Short problem →
Reproduce the records below exactly as they appear.

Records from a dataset
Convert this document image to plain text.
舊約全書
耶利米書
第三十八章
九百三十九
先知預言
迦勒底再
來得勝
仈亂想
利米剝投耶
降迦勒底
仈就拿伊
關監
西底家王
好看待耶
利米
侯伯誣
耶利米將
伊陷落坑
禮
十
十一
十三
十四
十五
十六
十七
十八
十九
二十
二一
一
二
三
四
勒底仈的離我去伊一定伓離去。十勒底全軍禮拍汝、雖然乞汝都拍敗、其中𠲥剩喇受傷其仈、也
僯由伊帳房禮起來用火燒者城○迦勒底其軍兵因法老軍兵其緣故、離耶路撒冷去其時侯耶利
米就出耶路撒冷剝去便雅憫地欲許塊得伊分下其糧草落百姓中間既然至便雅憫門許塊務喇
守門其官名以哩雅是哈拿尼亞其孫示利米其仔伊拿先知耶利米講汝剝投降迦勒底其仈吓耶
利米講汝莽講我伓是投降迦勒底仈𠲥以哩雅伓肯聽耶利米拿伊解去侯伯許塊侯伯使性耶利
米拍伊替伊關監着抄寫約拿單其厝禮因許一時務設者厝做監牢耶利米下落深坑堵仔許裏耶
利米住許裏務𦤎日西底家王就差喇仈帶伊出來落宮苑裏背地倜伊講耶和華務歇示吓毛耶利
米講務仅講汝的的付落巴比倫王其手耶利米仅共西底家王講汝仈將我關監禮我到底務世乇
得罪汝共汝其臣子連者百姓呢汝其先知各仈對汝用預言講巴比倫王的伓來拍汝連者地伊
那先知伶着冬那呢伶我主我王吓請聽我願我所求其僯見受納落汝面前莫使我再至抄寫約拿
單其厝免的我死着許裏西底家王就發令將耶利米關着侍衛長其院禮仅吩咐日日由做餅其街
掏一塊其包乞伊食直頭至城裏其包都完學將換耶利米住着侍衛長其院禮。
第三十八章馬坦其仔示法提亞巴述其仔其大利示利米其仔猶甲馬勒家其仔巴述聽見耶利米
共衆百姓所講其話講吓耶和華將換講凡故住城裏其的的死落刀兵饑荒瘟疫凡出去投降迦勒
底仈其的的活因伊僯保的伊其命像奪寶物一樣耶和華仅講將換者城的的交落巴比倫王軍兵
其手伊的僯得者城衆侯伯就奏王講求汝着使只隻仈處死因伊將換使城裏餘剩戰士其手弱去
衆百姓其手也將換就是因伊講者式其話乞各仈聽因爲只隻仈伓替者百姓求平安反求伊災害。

Task result →
Convert this document image to plain text.
舊約全書
耶利米書
第三十八章
九百三十九
先知預言
迦勒底再
來得勝
仈亂想
利米剝投耶
降迦勒底
仈就拿伊
關監
西底家王
好看待耶
利米
侯伯誣
耶利米將
伊陷落坑
禮
十
十一
十三
十四
十五
十六
十七
十八
十九
二十
二一
一
二
三
四
勒底仈的離我去伊一定伓離去。十勒底全軍禮拍汝、雖然乞汝都拍敗、其中𠲥剩喇受傷其仈、也
僯由伊帳房禮起來用火燒者城○迦勒底其軍兵因法老軍兵其緣故、離耶路撒冷去其時侯耶利
米就出耶路撒冷剝去便雅憫地欲許塊得伊分下其糧草落百姓中間既然至便雅憫門許塊務喇
守門其官名以哩雅是哈拿尼亞其孫示利米其仔伊拿先知耶利米講汝剝投降迦勒底其仈吓耶
利米講汝莽講我伓是投降迦勒底仈𠲥以哩雅伓肯聽耶利米拿伊解去侯伯許塊侯伯使性耶利
米拍伊替伊關監着抄寫約拿單其厝禮因許一時務設者厝做監牢耶利米下落深坑堵仔許裏耶
利米住許裏務𦤎日西底家王就差喇仈帶伊出來落宮苑裏背地倜伊講耶和華務歇示吓毛耶利
米講務仅講汝的的付落巴比倫王其手耶利米仅共西底家王講汝仈將我關監禮我到底務世乇
得罪汝共汝其臣子連者百姓呢汝其先知各仈對汝用預言講巴比倫王的伓來拍汝連者地伊
那先知伶着冬那呢伶我主我王吓請聽我願我所求其僯見受納落汝面前莫使我再至抄寫約拿
單其厝免的我死着許裏西底家王就發令將耶利米關着侍衛長其院禮仅吩咐日日由做餅其街
掏一塊其包乞伊食直頭至城裏其包都完學將換耶利米住着侍衛長其院禮。
第三十八章馬坦其仔示法提亞巴述其仔其大利示利米其仔猶甲馬勒家其仔巴述聽見耶利米
共衆百姓所講其話講吓耶和華將換講凡故住城裏其的的死落刀兵饑荒瘟疫凡出去投降迦勒
底仈其的的活因伊僯保的伊其命像奪寶物一樣耶和華仅講將換者城的的交落巴比倫王軍兵
其手伊的僯得者城衆侯伯就奏王講求汝着使只隻仈處死因伊將換使城裏餘剩戰士其手弱去
衆百姓其手也將換就是因伊講者式其話乞各仈聽因爲只隻仈伓替者百姓求平安反求伊災害。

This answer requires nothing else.